• [Do this]:
Note each line where "fire" appears, and copy it.

• [Records supplied]:
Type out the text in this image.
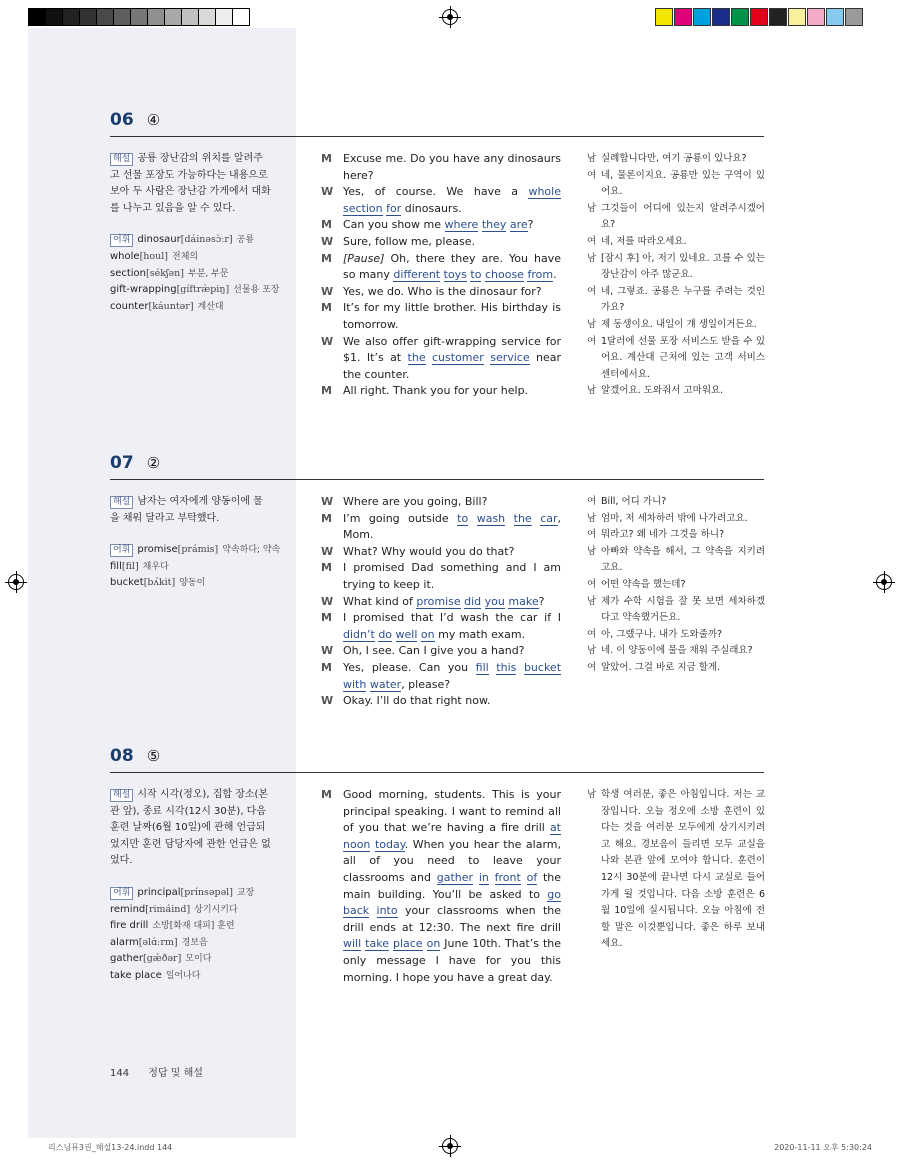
06 ④
해설 공룡 장난감의 위치를 알려주고 선물 포장도 가능하다는 내용으로 보아 두 사람은 장난감 가게에서 대화를 나누고 있음을 알 수 있다.
어휘 dinosaur[dáinəsɔ̀ːr] 공룡
whole[houl] 전체의
section[sékʃən] 부분, 부문
gift-wrapping[gíftræ̀piŋ] 선물용 포장
counter[káuntər] 계산대
M	Excuse me. Do you have any dinosaurs here?
W Yes, of course. We have a whole section for dinosaurs.
M	Can you show me where they are?
W Sure, follow me, please.
M	[Pause] Oh, there they are. You have so many different toys to choose from.
W Yes, we do. Who is the dinosaur for?
M	It’s for my little brother. His birthday is tomorrow.
W We also offer gift-wrapping service for $1. It’s at the customer service near the counter.
M	All right. Thank you for your help.
남 실례합니다만, 여기 공룡이 있나요?
여 네, 물론이지요. 공룡만 있는 구역이 있어요.
남 그것들이 어디에 있는지 알려주시겠어요?
여 네, 저를 따라오세요.
남 [잠시 후] 아, 저기 있네요. 고를 수 있는 장난감이 아주 많군요.
여 네, 그렇죠. 공룡은 누구를 주려는 것인가요?
남 제 동생이요. 내일이 걔 생일이거든요.
여 1달러에 선물 포장 서비스도 받을 수 있어요. 계산대 근처에 있는 고객 서비스 센터에서요.
남 알겠어요. 도와줘서 고마워요.
07 ②
해설 남자는 여자에게 양동이에 물을 채워 달라고 부탁했다.
어휘 promise[prámis] 약속하다; 약속
fill[fil] 채우다
bucket[bʌ́kit] 양동이
W Where are you going, Bill?
M	I’m going outside to wash the car, Mom.
W What? Why would you do that?
M	I promised Dad something and I am trying to keep it.
W What kind of promise did you make?
M	I promised that I’d wash the car if I didn’t do well on my math exam.
W Oh, I see. Can I give you a hand?
M	Yes, please. Can you fill this bucket with water, please?
W Okay. I’ll do that right now.
여 Bill, 어디 가니?
남 엄마, 저 세차하러 밖에 나가려고요.
여 뭐라고? 왜 네가 그것을 하니?
남 아빠와 약속을 해서, 그 약속을 지키려고요.
여 어떤 약속을 했는데?
남 제가 수학 시험을 잘 못 보면 세차하겠다고 약속했거든요.
여 아, 그랬구나. 내가 도와줄까?
남 네. 이 양동이에 물을 채워 주실래요?
여 알았어. 그걸 바로 지금 할게.
08 ⑤
해설 시작 시각(정오), 집합 장소(본관 앞), 종료 시각(12시 30분), 다음 훈련 날짜(6월 10일)에 관해 언급되었지만 훈련 담당자에 관한 언급은 없었다.
어휘 principal[prínsəpəl] 교장
remind[rimáind] 상기시키다
fire drill 소방[화재 대피] 훈련
alarm[əlɑ́ːrm] 경보음
gather[gǽðər] 모이다
take place 일어나다
M	Good morning, students. This is your principal speaking. I want to remind all of you that we’re having a fire drill at noon today. When you hear the alarm, all of you need to leave your classrooms and gather in front of the main building. You’ll be asked to go back into your classrooms when the drill ends at 12:30. The next fire drill will take place on June 10th. That’s the only message I have for you this morning. I hope you have a great day.
남 학생 여러분, 좋은 아침입니다. 저는 교장입니다. 오늘 정오에 소방 훈련이 있다는 것을 여러분 모두에게 상기시키려고 해요. 경보음이 들리면 모두 교실을 나와 본관 앞에 모여야 합니다. 훈련이 12시 30분에 끝나면 다시 교실로 들어가게 될 것입니다. 다음 소방 훈련은 6월 10일에 실시됩니다. 오늘 아침에 전할 말은 이것뿐입니다. 좋은 하루 보내세요.
144 정답 및 해설
리스닝뮤3권_해설13-24.indd 144	2020-11-11 오후 5:30:24
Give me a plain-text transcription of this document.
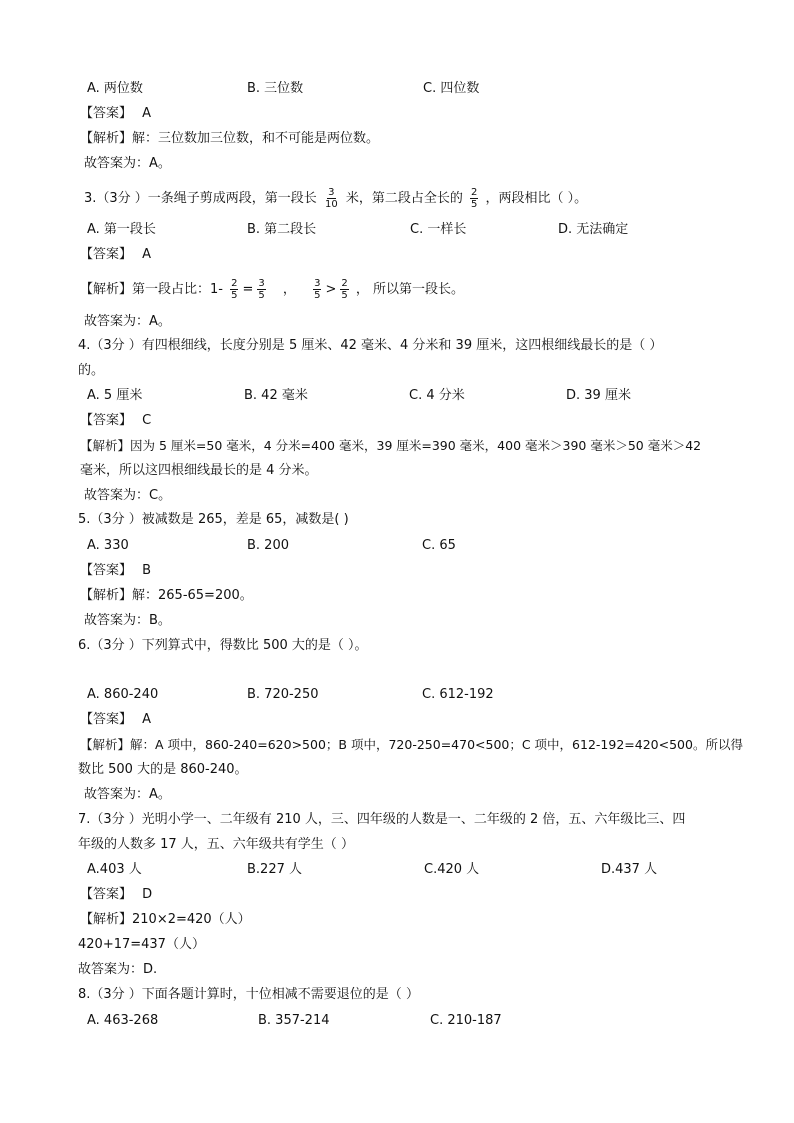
A. 两位数	B. 三位数	C. 四位数
【答案】 A
【解析】解：三位数加三位数，和不可能是两位数。
故答案为：A。
3.（3分 ）一条绳子剪成两段，第一段长 $\frac{3}{10}$ 米，第二段占全长的 $\frac{2}{5}$ ，两段相比（ ）。
A. 第一段长	B. 第二段长	C. 一样长	D. 无法确定
【答案】 A
【解析】第一段占比：$1- \frac{2}{5} = \frac{3}{5}$ ， $\frac{3}{5} > \frac{2}{5}$ ， 所以第一段长。
故答案为：A。
4.（3分 ）有四根细线，长度分别是 5 厘米、42 毫米、4 分米和 39 厘米，这四根细线最长的是（ ）
的。
A. 5 厘米	B. 42 毫米	C. 4 分米	D. 39 厘米
【答案】 C
【解析】因为 5 厘米=50 毫米，4 分米=400 毫米，39 厘米=390 毫米，400 毫米＞390 毫米＞50 毫米＞42
毫米，所以这四根细线最长的是 4 分米。
故答案为：C。
5.（3分 ）被减数是 265，差是 65，减数是( )
A. 330	B. 200	C. 65
【答案】 B
【解析】解：265-65=200。
故答案为：B。
6.（3分 ）下列算式中，得数比 500 大的是（ ）。
A. 860-240	B. 720-250	C. 612-192
【答案】 A
【解析】解：A 项中，860-240=620>500；B 项中，720-250=470<500；C 项中，612-192=420<500。所以得
数比 500 大的是 860-240。
故答案为：A。
7.（3分 ）光明小学一、二年级有 210 人，三、四年级的人数是一、二年级的 2 倍，五、六年级比三、四
年级的人数多 17 人，五、六年级共有学生（ ）
A.403 人	B.227 人	C.420 人	D.437 人
【答案】 D
【解析】210×2=420（人）
420+17=437（人）
故答案为：D.
8.（3分 ）下面各题计算时，十位相减不需要退位的是（ ）
A. 463-268	B. 357-214	C. 210-187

• [Full response]:
fire drill 소방[화재 대피] 훈련
M	Good morning, students. This is your principal speaking. I want to remind all of you that we’re having a fire drill at noon today. When you hear the alarm, all of you need to leave your classrooms and gather in front of the main building. You’ll be asked to go back into your classrooms when the drill ends at 12:30. The next fire drill will take place on June 10th. That’s the only message I have for you this morning. I hope you have a great day.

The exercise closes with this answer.